[Figure record listings]
= = = = = = =

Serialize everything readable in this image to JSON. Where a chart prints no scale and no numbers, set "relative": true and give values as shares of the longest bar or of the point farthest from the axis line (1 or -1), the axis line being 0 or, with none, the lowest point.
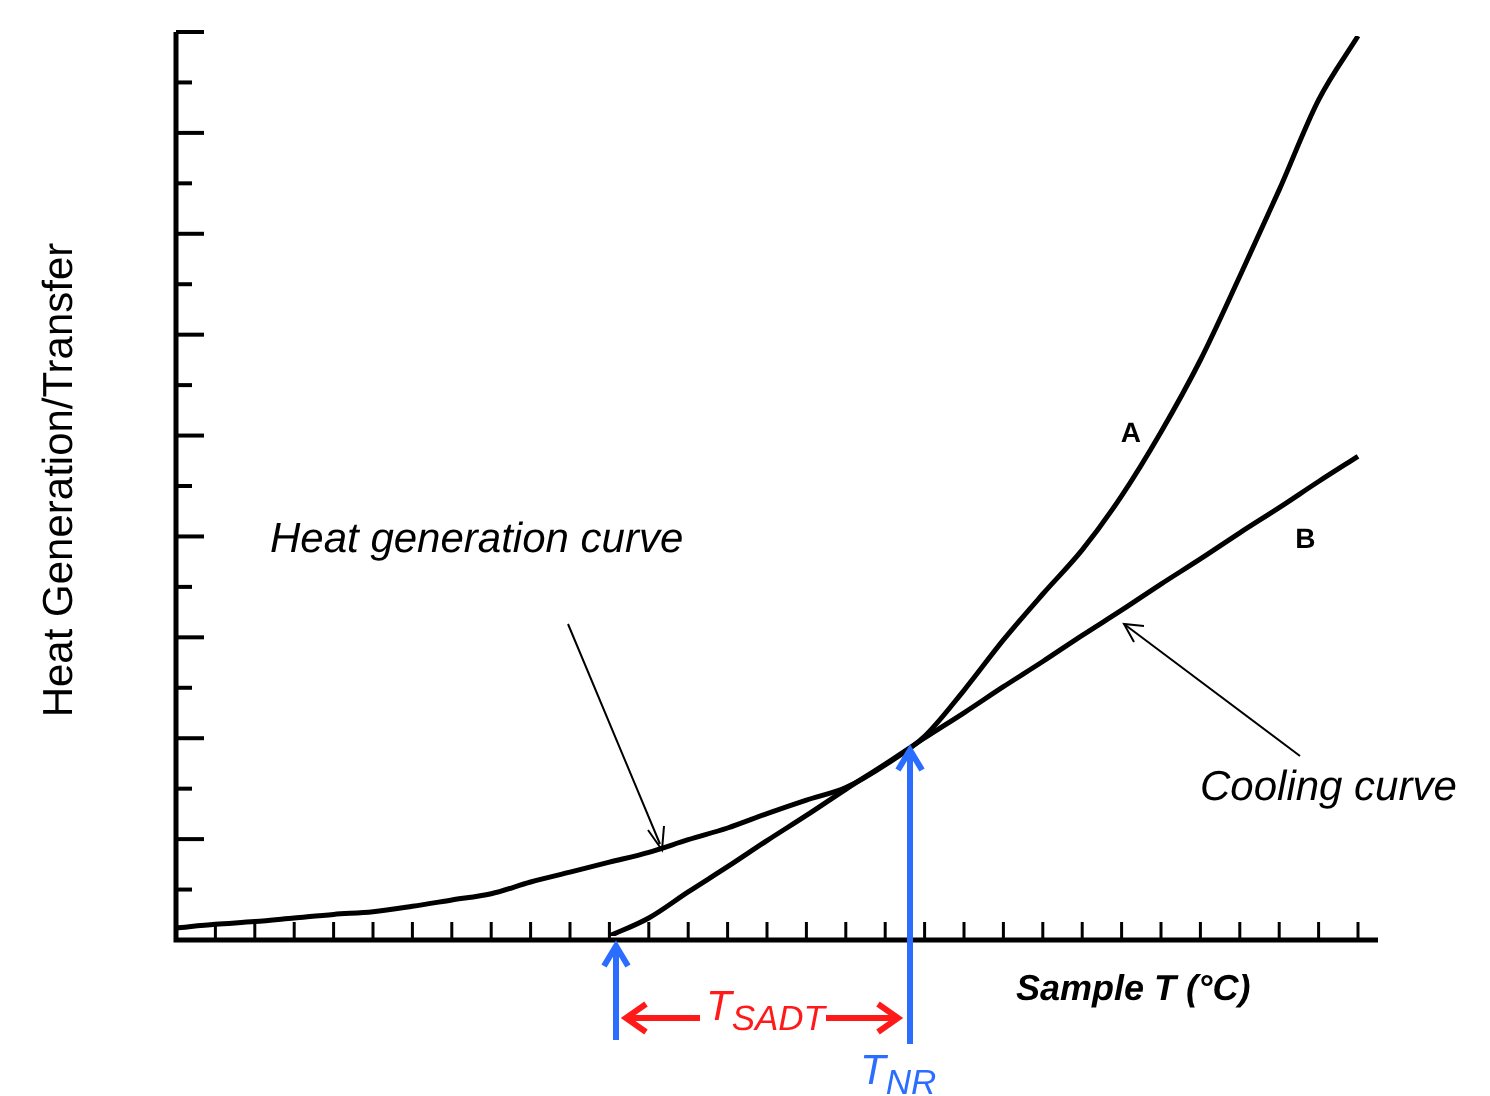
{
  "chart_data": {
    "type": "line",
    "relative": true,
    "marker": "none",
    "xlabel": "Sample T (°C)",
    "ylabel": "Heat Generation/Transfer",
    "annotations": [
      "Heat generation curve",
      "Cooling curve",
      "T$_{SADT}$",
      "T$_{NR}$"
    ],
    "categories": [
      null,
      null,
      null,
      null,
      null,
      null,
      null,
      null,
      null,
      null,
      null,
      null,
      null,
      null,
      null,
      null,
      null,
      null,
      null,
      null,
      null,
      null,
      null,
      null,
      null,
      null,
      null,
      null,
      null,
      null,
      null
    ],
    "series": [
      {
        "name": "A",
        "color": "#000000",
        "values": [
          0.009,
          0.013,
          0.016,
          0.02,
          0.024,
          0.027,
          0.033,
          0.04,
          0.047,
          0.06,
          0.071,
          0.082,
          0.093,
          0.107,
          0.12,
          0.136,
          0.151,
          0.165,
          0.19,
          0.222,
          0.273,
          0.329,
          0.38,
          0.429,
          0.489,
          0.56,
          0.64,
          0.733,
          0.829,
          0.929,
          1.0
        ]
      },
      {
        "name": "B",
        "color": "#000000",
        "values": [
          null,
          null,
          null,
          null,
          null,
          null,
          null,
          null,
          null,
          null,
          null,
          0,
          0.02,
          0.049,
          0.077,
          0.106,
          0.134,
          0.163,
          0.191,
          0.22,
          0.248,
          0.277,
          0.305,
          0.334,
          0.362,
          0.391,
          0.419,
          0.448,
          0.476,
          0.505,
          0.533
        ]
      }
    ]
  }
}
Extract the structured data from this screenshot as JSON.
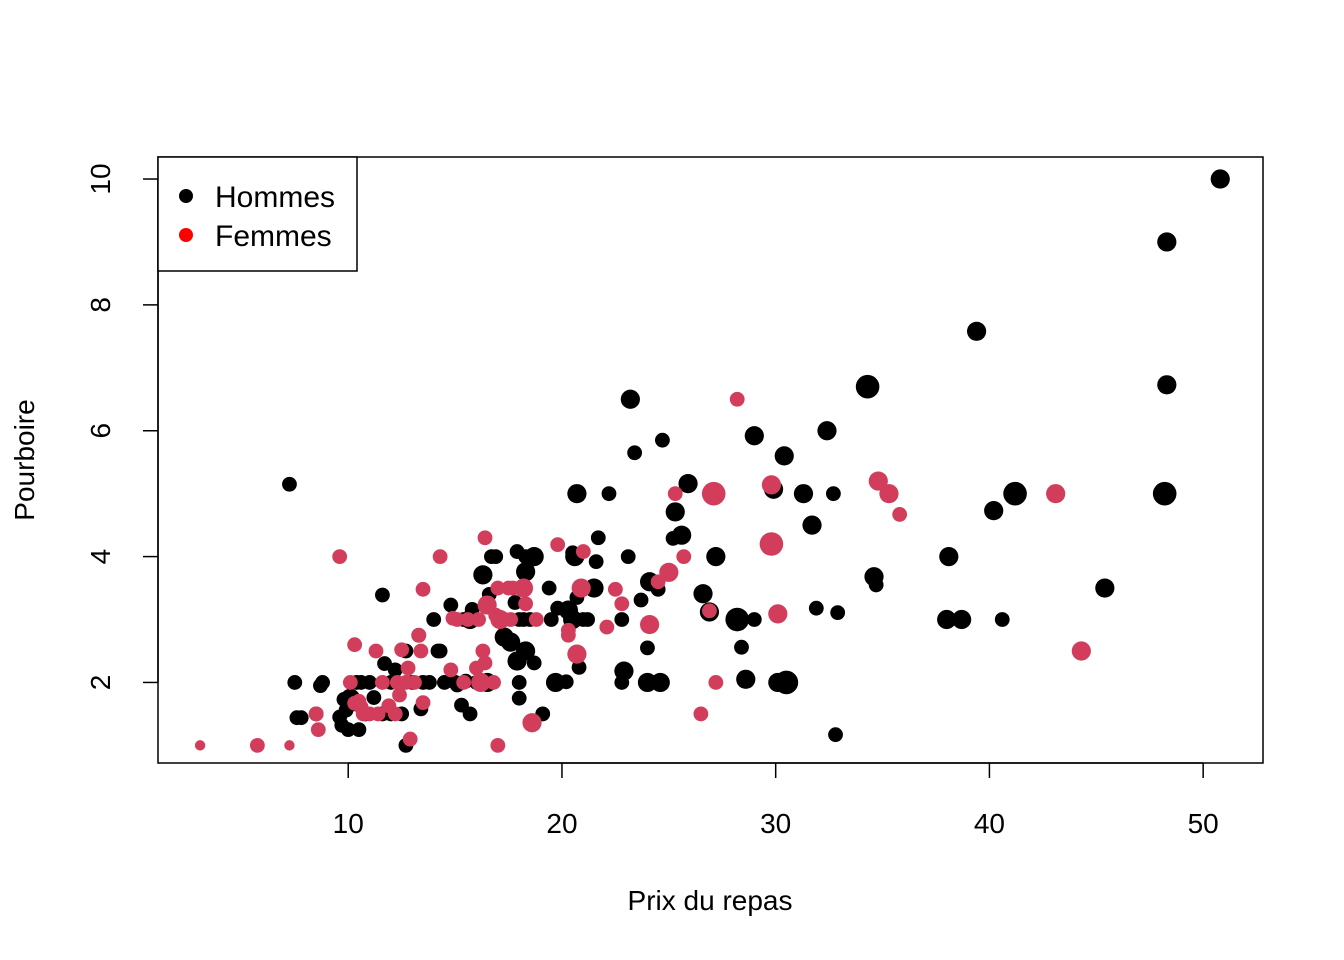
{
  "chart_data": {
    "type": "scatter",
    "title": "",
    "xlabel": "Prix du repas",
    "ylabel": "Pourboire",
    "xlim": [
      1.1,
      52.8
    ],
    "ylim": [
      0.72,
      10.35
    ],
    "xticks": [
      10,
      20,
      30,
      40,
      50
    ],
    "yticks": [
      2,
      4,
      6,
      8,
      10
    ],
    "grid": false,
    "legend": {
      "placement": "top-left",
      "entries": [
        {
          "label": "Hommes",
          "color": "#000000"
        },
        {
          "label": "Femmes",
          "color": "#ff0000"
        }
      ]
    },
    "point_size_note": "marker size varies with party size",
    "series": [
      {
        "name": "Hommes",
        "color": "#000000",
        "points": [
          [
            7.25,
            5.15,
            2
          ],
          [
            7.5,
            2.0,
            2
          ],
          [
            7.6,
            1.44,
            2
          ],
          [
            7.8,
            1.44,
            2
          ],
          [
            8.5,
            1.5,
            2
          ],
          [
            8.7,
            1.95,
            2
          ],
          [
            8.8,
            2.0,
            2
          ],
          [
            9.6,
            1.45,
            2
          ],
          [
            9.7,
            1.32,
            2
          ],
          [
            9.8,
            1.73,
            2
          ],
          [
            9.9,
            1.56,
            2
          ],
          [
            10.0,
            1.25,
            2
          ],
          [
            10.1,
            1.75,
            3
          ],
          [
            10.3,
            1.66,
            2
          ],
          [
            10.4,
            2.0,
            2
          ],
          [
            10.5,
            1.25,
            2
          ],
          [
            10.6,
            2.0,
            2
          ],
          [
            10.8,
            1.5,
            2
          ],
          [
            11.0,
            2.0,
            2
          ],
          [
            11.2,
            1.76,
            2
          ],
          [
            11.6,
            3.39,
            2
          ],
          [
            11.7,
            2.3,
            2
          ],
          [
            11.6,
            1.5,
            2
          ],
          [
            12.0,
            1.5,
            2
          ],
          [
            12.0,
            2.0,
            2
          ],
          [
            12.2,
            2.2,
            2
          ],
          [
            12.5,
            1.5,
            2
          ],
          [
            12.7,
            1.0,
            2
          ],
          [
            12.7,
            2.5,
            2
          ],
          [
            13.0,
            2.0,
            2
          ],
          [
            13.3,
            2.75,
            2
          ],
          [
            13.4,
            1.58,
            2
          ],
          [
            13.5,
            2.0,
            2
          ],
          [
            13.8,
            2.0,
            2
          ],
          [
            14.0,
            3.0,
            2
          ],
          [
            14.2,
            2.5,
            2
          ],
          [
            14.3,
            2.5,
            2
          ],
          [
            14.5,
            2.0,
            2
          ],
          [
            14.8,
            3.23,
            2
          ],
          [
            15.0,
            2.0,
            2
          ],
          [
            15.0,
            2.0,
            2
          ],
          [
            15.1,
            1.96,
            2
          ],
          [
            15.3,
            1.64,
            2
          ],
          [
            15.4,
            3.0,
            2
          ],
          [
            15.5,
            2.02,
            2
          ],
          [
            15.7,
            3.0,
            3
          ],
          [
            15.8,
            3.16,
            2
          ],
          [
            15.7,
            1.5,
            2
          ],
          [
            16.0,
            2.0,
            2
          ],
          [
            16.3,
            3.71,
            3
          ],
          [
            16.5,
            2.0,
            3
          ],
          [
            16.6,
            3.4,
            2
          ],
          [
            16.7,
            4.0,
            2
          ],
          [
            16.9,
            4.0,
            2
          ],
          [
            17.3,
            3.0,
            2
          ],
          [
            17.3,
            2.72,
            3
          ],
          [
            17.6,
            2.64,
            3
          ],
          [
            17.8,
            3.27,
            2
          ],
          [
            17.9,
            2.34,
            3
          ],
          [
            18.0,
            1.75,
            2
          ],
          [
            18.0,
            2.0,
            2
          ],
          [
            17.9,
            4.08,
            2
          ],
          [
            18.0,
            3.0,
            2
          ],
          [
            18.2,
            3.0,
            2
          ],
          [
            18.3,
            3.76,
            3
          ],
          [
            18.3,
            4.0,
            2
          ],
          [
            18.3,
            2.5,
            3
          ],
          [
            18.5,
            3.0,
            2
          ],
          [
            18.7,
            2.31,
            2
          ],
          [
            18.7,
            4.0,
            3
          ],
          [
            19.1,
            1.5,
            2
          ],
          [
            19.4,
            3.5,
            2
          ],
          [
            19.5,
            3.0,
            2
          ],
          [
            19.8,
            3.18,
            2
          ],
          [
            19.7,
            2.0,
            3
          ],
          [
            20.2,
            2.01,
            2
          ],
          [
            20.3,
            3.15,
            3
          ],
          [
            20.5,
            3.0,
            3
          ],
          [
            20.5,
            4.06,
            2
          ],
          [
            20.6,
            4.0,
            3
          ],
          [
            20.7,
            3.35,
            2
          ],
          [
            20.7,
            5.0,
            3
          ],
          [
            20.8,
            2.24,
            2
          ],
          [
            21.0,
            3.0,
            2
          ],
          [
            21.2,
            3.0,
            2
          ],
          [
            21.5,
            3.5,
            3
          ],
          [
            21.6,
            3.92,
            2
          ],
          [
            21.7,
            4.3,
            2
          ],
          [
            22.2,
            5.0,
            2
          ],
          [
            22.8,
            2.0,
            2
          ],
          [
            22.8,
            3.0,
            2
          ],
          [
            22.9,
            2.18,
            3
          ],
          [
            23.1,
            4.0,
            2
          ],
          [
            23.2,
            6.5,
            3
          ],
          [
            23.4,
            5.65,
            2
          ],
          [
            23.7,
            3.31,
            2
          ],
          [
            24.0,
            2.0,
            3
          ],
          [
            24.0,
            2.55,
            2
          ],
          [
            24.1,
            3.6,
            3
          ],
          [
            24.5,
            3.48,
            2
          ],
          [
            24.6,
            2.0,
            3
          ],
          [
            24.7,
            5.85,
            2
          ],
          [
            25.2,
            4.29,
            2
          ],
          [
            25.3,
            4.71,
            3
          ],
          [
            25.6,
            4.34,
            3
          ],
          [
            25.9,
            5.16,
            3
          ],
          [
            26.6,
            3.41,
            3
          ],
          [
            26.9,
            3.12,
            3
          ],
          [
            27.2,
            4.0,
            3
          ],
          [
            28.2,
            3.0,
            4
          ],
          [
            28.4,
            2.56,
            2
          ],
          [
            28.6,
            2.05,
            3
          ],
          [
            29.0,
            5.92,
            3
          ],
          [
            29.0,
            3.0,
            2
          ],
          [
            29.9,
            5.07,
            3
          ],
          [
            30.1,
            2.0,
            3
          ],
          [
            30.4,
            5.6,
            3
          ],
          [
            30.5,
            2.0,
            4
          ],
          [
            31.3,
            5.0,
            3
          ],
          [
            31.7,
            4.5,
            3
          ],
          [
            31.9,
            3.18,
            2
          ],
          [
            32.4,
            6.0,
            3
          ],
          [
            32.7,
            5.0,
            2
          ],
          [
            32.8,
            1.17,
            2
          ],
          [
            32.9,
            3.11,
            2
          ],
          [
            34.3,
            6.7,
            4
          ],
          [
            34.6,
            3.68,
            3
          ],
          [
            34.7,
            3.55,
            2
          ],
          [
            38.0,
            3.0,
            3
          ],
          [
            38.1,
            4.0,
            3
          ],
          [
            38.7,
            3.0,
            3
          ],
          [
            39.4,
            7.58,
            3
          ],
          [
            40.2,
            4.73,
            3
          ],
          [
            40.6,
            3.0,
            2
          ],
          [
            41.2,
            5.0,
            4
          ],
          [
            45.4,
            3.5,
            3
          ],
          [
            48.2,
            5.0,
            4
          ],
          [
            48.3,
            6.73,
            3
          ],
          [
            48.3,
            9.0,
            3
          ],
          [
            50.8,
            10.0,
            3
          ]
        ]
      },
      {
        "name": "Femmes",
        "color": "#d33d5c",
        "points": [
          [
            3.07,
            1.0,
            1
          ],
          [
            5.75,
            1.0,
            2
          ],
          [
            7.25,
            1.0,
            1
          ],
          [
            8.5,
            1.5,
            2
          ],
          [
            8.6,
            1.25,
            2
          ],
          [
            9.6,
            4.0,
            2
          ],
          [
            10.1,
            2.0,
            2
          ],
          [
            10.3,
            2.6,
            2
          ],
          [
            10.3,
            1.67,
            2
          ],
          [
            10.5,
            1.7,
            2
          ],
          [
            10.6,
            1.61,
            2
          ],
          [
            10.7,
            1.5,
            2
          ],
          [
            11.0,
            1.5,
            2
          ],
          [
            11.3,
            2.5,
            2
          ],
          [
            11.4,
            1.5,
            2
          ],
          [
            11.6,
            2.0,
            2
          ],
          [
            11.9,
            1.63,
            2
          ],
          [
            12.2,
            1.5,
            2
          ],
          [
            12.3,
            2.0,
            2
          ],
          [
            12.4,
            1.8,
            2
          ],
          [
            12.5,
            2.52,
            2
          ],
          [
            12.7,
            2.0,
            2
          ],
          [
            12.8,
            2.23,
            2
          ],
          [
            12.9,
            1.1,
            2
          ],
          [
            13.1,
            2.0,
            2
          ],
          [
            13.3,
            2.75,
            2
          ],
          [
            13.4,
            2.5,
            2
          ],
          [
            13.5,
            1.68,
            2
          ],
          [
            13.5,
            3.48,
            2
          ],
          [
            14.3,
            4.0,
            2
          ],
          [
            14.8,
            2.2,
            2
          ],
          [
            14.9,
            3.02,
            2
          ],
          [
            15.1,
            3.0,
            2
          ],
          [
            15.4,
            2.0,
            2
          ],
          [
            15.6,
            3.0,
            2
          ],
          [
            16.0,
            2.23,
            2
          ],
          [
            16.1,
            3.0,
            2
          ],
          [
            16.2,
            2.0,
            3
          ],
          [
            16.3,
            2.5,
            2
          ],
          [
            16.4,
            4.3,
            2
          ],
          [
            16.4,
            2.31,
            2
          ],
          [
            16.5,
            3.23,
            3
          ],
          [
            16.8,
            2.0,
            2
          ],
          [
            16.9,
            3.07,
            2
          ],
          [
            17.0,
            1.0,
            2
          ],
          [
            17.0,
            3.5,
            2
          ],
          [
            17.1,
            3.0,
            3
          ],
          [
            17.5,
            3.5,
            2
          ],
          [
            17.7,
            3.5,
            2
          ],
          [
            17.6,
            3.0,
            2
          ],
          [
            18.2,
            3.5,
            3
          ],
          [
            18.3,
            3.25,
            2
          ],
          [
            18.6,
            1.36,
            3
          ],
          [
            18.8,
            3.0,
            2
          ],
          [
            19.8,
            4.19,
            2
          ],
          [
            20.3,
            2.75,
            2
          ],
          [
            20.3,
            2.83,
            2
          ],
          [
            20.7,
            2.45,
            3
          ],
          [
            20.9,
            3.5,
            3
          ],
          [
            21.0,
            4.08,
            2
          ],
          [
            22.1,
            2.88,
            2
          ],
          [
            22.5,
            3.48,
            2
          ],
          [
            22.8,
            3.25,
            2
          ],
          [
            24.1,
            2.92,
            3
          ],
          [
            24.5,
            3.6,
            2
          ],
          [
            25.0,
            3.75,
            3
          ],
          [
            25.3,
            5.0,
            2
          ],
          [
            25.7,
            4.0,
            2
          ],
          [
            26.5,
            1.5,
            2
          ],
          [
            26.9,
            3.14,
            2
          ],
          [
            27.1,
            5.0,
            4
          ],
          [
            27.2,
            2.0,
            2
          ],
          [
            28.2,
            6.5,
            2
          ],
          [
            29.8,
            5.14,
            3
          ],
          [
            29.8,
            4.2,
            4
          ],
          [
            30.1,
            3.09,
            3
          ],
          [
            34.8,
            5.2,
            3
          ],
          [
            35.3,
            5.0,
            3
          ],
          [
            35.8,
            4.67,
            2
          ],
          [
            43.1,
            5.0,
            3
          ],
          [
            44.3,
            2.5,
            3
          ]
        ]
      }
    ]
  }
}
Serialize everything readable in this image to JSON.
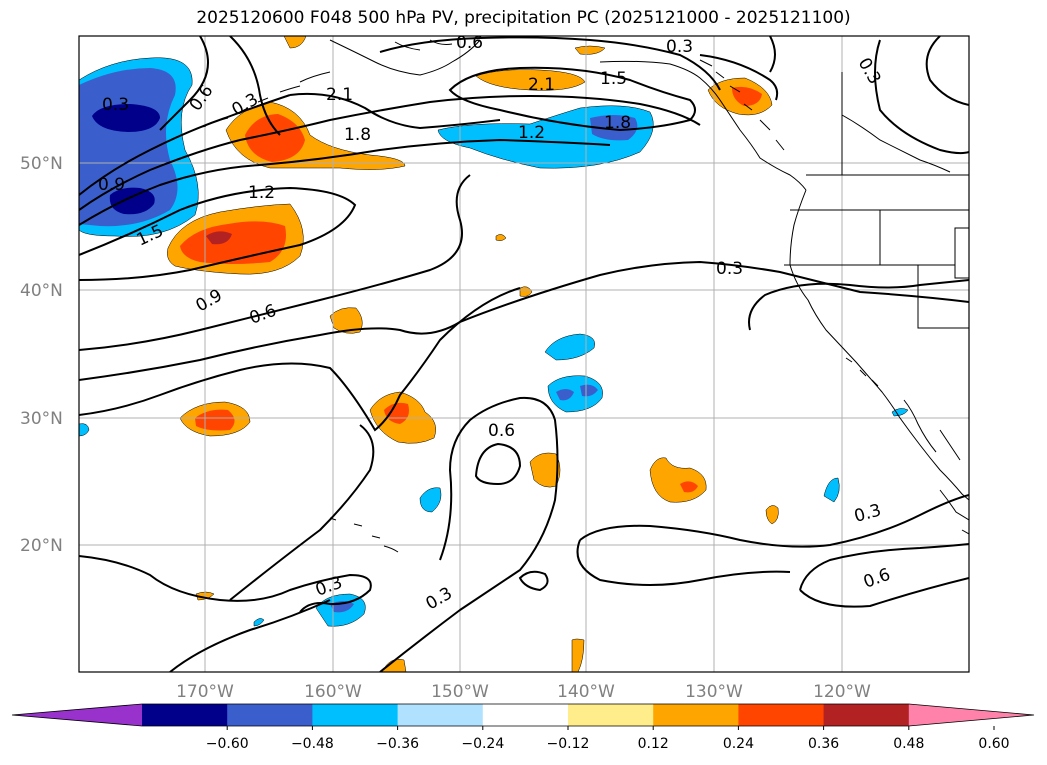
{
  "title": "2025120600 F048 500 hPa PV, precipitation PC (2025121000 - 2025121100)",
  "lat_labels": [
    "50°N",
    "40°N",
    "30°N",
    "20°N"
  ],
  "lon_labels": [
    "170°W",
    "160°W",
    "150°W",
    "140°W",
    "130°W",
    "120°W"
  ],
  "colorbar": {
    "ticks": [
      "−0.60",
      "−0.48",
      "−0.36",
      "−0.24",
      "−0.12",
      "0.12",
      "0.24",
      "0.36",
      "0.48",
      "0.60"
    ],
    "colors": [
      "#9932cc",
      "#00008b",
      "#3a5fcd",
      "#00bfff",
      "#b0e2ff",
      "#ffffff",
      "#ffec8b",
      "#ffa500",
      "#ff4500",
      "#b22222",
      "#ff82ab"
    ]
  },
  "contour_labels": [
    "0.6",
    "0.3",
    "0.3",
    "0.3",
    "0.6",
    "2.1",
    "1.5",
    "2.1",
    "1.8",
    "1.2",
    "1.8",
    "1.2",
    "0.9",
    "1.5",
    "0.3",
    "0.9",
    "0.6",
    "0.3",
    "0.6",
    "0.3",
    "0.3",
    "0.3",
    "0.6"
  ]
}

= = = = = = =

> _What the task requires_
Pull every line containing the word "from" out of the entries above.

> _Complete output_
Serialize everything readable in this image to JSON. Where a chart prints no scale and no numbers, set "relative": true and give values as shares of the longest bar or of the point farthest from the axis line (1 or -1), the axis line being 0 or, with none, the lowest point.
Extract the structured data from this screenshot as JSON.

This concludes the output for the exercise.